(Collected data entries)
┌────────

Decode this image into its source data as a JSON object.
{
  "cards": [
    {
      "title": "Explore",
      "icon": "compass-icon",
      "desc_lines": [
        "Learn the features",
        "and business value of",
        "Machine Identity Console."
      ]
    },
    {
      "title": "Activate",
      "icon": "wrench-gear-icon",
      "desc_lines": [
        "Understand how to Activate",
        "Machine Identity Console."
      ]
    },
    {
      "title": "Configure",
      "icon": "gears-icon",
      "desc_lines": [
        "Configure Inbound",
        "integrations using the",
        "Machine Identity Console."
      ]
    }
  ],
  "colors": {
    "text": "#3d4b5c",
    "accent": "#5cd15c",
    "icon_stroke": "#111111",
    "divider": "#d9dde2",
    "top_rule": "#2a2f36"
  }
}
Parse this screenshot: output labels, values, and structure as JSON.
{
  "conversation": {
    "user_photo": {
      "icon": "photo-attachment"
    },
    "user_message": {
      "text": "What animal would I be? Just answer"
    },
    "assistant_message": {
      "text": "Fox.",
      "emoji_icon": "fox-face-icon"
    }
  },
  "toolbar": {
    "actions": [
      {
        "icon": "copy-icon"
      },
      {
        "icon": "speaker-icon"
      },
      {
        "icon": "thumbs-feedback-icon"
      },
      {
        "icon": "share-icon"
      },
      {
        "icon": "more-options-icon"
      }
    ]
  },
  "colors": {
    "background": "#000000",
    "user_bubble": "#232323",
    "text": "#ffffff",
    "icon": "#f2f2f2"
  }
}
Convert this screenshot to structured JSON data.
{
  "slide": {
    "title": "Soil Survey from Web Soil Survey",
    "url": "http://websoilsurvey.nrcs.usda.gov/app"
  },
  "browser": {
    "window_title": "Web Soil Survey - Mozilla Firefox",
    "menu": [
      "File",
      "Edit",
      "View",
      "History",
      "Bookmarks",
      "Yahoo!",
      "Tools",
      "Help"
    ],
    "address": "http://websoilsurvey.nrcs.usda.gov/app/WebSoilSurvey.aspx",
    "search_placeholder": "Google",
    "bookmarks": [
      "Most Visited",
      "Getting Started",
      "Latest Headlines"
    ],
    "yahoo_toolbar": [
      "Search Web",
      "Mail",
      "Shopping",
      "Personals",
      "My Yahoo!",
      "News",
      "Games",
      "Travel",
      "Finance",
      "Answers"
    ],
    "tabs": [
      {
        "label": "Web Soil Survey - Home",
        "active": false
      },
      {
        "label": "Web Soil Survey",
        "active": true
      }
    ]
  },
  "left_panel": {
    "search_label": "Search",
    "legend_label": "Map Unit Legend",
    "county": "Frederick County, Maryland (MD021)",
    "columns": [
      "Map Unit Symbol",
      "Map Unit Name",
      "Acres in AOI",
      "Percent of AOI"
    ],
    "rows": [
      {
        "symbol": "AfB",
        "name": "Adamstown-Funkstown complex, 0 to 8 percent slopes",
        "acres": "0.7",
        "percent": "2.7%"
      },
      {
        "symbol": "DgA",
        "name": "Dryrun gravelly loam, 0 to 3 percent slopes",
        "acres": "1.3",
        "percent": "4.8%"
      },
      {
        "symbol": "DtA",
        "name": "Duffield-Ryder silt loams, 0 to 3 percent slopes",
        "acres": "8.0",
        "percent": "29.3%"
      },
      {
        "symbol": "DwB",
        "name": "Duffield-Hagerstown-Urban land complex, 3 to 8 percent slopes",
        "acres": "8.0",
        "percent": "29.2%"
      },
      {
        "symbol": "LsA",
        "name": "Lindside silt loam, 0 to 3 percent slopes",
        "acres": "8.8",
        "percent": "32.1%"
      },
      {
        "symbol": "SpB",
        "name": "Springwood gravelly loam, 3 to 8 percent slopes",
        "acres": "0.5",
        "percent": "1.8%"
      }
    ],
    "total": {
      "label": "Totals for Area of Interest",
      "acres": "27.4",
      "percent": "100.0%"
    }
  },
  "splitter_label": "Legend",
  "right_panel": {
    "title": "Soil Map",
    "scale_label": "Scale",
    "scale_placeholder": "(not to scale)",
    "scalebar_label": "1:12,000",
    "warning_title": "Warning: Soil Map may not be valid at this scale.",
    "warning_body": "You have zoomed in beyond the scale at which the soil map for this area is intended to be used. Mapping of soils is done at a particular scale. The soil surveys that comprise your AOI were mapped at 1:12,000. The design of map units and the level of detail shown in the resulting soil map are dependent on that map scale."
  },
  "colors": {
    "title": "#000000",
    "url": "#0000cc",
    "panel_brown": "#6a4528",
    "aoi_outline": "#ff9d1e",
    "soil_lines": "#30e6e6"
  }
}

└────────

Your task is to repeat each line of the material exactly.

Decode this image into its source data as a JSON object.
{
  "cards": [
    {
      "title": "Explore",
      "icon": "compass-icon",
      "desc_lines": [
        "Learn the features",
        "and business value of",
        "Machine Identity Console."
      ]
    },
    {
      "title": "Activate",
      "icon": "wrench-gear-icon",
      "desc_lines": [
        "Understand how to Activate",
        "Machine Identity Console."
      ]
    },
    {
      "title": "Configure",
      "icon": "gears-icon",
      "desc_lines": [
        "Configure Inbound",
        "integrations using the",
        "Machine Identity Console."
      ]
    }
  ],
  "colors": {
    "text": "#3d4b5c",
    "accent": "#5cd15c",
    "icon_stroke": "#111111",
    "divider": "#d9dde2",
    "top_rule": "#2a2f36"
  }
}
Parse this screenshot: output labels, values, and structure as JSON.
{
  "conversation": {
    "user_photo": {
      "icon": "photo-attachment"
    },
    "user_message": {
      "text": "What animal would I be? Just answer"
    },
    "assistant_message": {
      "text": "Fox.",
      "emoji_icon": "fox-face-icon"
    }
  },
  "toolbar": {
    "actions": [
      {
        "icon": "copy-icon"
      },
      {
        "icon": "speaker-icon"
      },
      {
        "icon": "thumbs-feedback-icon"
      },
      {
        "icon": "share-icon"
      },
      {
        "icon": "more-options-icon"
      }
    ]
  },
  "colors": {
    "background": "#000000",
    "user_bubble": "#232323",
    "text": "#ffffff",
    "icon": "#f2f2f2"
  }
}
Convert this screenshot to structured JSON data.
{
  "slide": {
    "title": "Soil Survey from Web Soil Survey",
    "url": "http://websoilsurvey.nrcs.usda.gov/app"
  },
  "browser": {
    "window_title": "Web Soil Survey - Mozilla Firefox",
    "menu": [
      "File",
      "Edit",
      "View",
      "History",
      "Bookmarks",
      "Yahoo!",
      "Tools",
      "Help"
    ],
    "address": "http://websoilsurvey.nrcs.usda.gov/app/WebSoilSurvey.aspx",
    "search_placeholder": "Google",
    "bookmarks": [
      "Most Visited",
      "Getting Started",
      "Latest Headlines"
    ],
    "yahoo_toolbar": [
      "Search Web",
      "Mail",
      "Shopping",
      "Personals",
      "My Yahoo!",
      "News",
      "Games",
      "Travel",
      "Finance",
      "Answers"
    ],
    "tabs": [
      {
        "label": "Web Soil Survey - Home",
        "active": false
      },
      {
        "label": "Web Soil Survey",
        "active": true
      }
    ]
  },
  "left_panel": {
    "search_label": "Search",
    "legend_label": "Map Unit Legend",
    "county": "Frederick County, Maryland (MD021)",
    "columns": [
      "Map Unit Symbol",
      "Map Unit Name",
      "Acres in AOI",
      "Percent of AOI"
    ],
    "rows": [
      {
        "symbol": "AfB",
        "name": "Adamstown-Funkstown complex, 0 to 8 percent slopes",
        "acres": "0.7",
        "percent": "2.7%"
      },
      {
        "symbol": "DgA",
        "name": "Dryrun gravelly loam, 0 to 3 percent slopes",
        "acres": "1.3",
        "percent": "4.8%"
      },
      {
        "symbol": "DtA",
        "name": "Duffield-Ryder silt loams, 0 to 3 percent slopes",
        "acres": "8.0",
        "percent": "29.3%"
      },
      {
        "symbol": "DwB",
        "name": "Duffield-Hagerstown-Urban land complex, 3 to 8 percent slopes",
        "acres": "8.0",
        "percent": "29.2%"
      },
      {
        "symbol": "LsA",
        "name": "Lindside silt loam, 0 to 3 percent slopes",
        "acres": "8.8",
        "percent": "32.1%"
      },
      {
        "symbol": "SpB",
        "name": "Springwood gravelly loam, 3 to 8 percent slopes",
        "acres": "0.5",
        "percent": "1.8%"
      }
    ],
    "total": {
      "label": "Totals for Area of Interest",
      "acres": "27.4",
      "percent": "100.0%"
    }
  },
  "splitter_label": "Legend",
  "right_panel": {
    "title": "Soil Map",
    "scale_label": "Scale",
    "scale_placeholder": "(not to scale)",
    "scalebar_label": "1:12,000",
    "warning_title": "Warning: Soil Map may not be valid at this scale.",
    "warning_body": "You have zoomed in beyond the scale at which the soil map for this area is intended to be used. Mapping of soils is done at a particular scale. The soil surveys that comprise your AOI were mapped at 1:12,000. The design of map units and the level of detail shown in the resulting soil map are dependent on that map scale."
  },
  "colors": {
    "title": "#000000",
    "url": "#0000cc",
    "panel_brown": "#6a4528",
    "aoi_outline": "#ff9d1e",
    "soil_lines": "#30e6e6"
  }
}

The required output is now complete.